▶ Exercise goal:
List all lines in the material below that contain "André".

********************

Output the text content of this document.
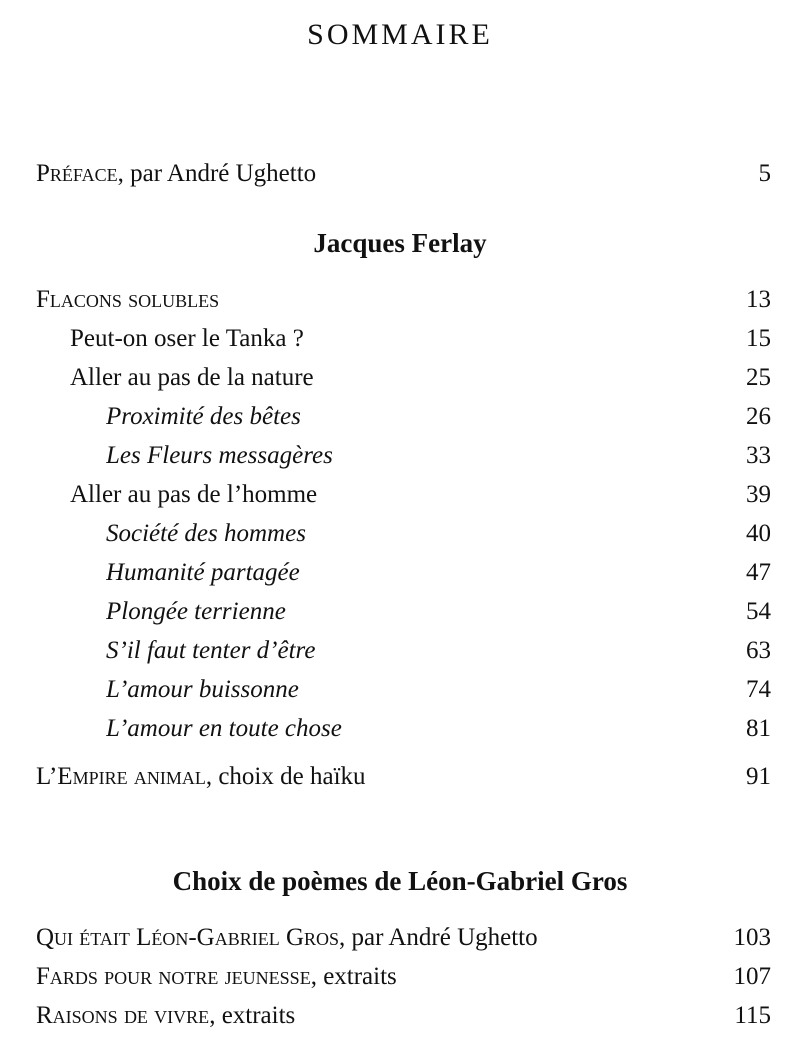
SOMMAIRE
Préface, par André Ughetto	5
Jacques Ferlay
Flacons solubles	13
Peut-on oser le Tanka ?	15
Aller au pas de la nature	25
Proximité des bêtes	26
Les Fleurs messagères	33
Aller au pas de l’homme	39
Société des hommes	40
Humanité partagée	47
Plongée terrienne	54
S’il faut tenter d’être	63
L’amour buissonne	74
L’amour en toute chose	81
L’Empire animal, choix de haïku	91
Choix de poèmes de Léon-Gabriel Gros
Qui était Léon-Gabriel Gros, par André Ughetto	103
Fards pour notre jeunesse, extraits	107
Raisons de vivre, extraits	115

********************

▶ Output for this task:
Préface, par André Ughetto	5
Qui était Léon-Gabriel Gros, par André Ughetto	103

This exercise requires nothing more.